*Your objective*. Could you copy the rows below verbatim, beginning with the first row and ending with the line that contains "legend-key-icon bbox=[51, 406, 64, 419]", both ends included?
— begin —
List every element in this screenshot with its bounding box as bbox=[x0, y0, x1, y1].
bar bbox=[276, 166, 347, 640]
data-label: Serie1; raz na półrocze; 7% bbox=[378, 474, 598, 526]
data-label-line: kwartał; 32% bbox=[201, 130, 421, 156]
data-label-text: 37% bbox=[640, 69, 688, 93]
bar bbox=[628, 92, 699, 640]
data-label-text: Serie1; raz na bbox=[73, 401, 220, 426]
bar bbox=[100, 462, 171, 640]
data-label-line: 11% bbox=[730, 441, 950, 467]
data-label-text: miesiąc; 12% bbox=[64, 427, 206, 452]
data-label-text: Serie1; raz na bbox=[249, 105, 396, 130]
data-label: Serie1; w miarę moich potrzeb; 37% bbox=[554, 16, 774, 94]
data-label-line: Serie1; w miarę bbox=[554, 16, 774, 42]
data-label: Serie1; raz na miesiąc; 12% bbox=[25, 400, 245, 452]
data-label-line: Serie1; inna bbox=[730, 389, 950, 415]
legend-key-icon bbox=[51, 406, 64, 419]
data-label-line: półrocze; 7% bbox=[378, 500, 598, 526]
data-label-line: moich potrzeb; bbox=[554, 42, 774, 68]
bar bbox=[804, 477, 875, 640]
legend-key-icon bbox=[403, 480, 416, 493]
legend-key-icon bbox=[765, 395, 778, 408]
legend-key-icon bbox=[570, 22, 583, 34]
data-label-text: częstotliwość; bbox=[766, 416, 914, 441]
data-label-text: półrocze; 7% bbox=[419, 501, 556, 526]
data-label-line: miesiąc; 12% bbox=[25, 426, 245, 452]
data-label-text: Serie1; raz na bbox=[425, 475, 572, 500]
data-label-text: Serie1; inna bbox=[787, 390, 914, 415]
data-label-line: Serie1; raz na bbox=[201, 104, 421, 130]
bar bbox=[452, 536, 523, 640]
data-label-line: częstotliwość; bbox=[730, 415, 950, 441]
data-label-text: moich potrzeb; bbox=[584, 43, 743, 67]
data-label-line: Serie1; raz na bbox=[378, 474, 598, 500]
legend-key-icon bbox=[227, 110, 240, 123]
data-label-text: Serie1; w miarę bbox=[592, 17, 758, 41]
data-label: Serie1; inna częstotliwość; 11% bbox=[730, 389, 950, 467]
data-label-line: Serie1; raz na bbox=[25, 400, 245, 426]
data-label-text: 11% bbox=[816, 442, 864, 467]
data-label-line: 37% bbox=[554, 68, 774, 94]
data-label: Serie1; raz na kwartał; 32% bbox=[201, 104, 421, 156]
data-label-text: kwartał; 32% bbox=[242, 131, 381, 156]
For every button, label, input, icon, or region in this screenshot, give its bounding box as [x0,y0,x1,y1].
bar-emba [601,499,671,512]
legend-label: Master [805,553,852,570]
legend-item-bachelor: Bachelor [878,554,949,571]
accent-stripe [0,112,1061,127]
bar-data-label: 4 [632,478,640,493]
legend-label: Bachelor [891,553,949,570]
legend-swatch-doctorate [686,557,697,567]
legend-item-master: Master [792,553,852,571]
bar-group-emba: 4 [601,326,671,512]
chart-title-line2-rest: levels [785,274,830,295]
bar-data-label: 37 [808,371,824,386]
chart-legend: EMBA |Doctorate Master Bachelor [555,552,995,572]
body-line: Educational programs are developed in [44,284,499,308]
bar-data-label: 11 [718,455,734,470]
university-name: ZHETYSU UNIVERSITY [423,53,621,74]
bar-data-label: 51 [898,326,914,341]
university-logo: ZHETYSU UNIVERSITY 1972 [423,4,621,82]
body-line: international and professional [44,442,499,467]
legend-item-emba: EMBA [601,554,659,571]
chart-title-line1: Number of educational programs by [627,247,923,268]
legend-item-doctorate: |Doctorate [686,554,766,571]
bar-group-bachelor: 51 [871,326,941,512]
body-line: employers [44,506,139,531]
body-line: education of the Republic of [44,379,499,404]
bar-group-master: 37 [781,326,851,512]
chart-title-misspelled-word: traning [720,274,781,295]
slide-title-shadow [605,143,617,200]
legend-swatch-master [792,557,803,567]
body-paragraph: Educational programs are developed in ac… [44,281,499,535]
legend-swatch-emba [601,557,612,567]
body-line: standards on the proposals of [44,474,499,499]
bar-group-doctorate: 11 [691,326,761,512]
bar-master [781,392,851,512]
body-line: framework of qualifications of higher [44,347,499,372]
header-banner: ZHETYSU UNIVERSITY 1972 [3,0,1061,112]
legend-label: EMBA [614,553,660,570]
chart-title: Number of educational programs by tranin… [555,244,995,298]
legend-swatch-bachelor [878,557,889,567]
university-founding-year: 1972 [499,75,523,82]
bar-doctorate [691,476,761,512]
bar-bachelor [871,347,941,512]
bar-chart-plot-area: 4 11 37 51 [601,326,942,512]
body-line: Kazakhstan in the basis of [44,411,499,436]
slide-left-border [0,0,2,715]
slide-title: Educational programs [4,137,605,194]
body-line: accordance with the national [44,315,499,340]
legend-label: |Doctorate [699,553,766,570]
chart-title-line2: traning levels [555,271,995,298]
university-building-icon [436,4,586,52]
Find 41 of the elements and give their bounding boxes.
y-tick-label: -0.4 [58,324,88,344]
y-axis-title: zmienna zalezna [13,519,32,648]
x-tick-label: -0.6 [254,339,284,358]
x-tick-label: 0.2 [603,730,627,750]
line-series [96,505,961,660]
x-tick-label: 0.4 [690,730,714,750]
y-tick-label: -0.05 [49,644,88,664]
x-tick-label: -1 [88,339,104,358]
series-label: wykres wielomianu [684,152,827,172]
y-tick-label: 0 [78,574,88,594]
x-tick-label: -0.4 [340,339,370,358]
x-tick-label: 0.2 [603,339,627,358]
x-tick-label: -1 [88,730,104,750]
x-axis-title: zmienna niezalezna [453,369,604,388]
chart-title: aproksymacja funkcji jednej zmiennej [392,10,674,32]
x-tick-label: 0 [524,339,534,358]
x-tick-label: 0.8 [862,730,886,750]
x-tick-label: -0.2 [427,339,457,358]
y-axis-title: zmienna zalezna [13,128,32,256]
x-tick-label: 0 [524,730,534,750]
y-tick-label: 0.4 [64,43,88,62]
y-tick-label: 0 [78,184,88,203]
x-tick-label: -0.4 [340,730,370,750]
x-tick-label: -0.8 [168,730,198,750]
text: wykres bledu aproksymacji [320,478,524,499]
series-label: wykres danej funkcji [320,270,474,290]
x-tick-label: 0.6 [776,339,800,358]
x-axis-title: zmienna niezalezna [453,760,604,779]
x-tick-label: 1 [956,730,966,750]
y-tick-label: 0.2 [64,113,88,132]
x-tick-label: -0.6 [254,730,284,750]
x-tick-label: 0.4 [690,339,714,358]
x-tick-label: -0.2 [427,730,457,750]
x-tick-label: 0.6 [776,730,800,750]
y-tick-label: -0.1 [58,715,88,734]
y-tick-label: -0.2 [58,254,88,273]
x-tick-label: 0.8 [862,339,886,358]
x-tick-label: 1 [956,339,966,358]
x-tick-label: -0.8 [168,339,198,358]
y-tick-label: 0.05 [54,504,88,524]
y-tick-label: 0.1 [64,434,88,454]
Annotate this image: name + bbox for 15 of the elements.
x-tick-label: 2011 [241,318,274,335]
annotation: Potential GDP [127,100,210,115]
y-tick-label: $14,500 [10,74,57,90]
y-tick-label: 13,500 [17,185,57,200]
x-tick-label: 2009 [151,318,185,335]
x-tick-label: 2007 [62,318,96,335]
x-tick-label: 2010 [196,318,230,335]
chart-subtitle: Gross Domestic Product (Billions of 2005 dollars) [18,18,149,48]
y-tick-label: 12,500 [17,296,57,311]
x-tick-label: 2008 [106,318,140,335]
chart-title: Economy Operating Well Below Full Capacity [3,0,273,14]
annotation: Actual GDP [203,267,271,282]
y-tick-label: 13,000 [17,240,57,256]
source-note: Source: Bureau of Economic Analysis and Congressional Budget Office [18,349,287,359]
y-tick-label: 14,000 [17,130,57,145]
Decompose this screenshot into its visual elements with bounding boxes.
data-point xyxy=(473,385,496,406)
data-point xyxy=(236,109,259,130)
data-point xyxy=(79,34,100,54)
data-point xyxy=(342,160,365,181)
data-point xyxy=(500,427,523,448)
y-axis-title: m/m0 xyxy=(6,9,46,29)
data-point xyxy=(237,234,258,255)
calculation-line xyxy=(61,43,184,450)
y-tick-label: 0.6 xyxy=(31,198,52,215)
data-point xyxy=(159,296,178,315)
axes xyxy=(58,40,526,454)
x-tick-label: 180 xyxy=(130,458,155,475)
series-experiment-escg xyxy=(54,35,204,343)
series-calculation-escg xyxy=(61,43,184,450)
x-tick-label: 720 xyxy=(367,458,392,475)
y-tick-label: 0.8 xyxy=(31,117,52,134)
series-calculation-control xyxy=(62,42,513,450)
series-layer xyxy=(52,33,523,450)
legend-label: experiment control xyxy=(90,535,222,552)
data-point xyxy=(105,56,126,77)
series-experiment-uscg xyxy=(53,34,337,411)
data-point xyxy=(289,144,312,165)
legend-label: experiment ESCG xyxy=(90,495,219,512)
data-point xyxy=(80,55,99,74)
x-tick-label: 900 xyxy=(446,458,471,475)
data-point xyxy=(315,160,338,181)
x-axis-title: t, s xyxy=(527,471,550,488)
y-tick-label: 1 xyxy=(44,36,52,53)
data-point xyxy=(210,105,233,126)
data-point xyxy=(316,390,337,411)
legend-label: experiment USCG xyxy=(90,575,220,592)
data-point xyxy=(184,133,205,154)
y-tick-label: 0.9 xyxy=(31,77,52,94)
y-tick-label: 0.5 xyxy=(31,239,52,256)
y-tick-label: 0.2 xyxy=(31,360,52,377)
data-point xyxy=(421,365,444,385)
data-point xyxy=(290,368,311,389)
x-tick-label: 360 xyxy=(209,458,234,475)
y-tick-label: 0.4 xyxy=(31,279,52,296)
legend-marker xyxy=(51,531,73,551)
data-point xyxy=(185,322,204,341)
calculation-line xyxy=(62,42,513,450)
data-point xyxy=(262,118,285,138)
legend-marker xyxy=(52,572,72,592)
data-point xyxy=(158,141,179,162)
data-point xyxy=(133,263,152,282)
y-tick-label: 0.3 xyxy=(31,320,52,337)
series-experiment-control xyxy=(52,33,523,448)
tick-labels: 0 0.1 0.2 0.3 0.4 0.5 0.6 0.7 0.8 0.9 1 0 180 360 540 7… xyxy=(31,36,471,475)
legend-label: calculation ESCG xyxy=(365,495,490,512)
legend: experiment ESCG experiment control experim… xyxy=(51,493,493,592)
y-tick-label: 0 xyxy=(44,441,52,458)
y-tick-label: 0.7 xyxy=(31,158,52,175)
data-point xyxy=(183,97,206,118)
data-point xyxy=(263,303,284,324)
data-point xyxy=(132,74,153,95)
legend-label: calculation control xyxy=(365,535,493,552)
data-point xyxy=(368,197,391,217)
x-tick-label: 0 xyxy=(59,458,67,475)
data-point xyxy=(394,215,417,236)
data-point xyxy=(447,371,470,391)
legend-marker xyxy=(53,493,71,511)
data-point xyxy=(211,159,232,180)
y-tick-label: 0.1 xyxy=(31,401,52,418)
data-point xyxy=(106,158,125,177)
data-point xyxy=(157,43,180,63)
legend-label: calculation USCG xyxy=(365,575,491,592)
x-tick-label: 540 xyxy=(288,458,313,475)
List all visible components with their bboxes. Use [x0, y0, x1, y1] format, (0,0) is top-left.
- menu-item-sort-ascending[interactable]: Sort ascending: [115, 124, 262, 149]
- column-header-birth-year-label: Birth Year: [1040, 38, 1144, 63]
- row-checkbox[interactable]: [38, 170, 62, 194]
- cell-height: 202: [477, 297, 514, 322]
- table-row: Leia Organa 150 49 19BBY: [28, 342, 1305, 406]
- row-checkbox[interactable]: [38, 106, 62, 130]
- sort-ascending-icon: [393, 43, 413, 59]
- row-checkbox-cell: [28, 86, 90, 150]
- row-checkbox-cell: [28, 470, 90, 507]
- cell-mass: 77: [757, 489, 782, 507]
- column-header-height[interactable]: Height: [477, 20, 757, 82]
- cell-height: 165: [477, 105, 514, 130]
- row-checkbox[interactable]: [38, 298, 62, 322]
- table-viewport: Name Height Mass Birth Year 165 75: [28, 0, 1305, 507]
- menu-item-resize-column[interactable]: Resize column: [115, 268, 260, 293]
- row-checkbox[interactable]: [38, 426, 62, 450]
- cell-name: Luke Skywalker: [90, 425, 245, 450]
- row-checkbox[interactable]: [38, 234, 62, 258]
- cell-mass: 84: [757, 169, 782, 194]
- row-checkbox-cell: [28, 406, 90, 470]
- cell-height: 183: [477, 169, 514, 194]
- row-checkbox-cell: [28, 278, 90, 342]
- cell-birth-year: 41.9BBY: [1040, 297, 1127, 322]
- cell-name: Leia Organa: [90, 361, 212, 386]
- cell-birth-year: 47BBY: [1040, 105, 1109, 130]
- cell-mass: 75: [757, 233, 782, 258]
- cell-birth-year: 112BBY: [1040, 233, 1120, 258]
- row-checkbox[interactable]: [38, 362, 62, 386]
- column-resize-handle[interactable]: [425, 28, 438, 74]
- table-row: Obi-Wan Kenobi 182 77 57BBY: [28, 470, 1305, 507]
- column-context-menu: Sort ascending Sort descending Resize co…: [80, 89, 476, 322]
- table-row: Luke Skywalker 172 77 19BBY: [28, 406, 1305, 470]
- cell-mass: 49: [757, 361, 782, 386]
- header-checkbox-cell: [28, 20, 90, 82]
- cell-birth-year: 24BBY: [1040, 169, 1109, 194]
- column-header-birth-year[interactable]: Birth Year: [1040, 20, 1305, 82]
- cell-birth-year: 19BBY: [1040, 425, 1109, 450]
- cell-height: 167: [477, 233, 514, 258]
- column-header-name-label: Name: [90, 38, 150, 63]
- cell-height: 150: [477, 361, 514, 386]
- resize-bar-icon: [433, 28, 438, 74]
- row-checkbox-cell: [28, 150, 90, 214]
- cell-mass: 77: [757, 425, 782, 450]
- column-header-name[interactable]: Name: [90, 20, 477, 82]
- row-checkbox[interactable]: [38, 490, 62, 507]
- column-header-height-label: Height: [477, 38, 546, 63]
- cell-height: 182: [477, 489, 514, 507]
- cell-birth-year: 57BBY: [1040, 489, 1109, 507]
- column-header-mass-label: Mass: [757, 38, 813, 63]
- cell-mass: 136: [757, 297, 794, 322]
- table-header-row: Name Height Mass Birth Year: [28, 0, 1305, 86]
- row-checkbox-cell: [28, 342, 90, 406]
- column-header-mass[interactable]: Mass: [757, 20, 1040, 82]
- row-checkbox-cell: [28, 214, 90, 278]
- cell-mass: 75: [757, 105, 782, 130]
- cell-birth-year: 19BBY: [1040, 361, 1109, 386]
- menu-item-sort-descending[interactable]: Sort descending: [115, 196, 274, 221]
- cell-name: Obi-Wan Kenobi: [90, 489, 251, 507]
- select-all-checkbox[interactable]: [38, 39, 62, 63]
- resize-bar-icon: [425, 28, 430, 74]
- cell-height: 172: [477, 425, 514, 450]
— end —
*Answer to the task*.
List every element in this screenshot with its bounding box as bbox=[x0, y0, x1, y1].
bar bbox=[276, 166, 347, 640]
data-label: Serie1; raz na półrocze; 7% bbox=[378, 474, 598, 526]
data-label-line: kwartał; 32% bbox=[201, 130, 421, 156]
data-label-text: 37% bbox=[640, 69, 688, 93]
bar bbox=[628, 92, 699, 640]
data-label-text: Serie1; raz na bbox=[73, 401, 220, 426]
bar bbox=[100, 462, 171, 640]
data-label-line: 11% bbox=[730, 441, 950, 467]
data-label-text: miesiąc; 12% bbox=[64, 427, 206, 452]
data-label-text: Serie1; raz na bbox=[249, 105, 396, 130]
data-label: Serie1; w miarę moich potrzeb; 37% bbox=[554, 16, 774, 94]
data-label-line: Serie1; w miarę bbox=[554, 16, 774, 42]
data-label: Serie1; raz na miesiąc; 12% bbox=[25, 400, 245, 452]
data-label-line: Serie1; inna bbox=[730, 389, 950, 415]
legend-key-icon bbox=[51, 406, 64, 419]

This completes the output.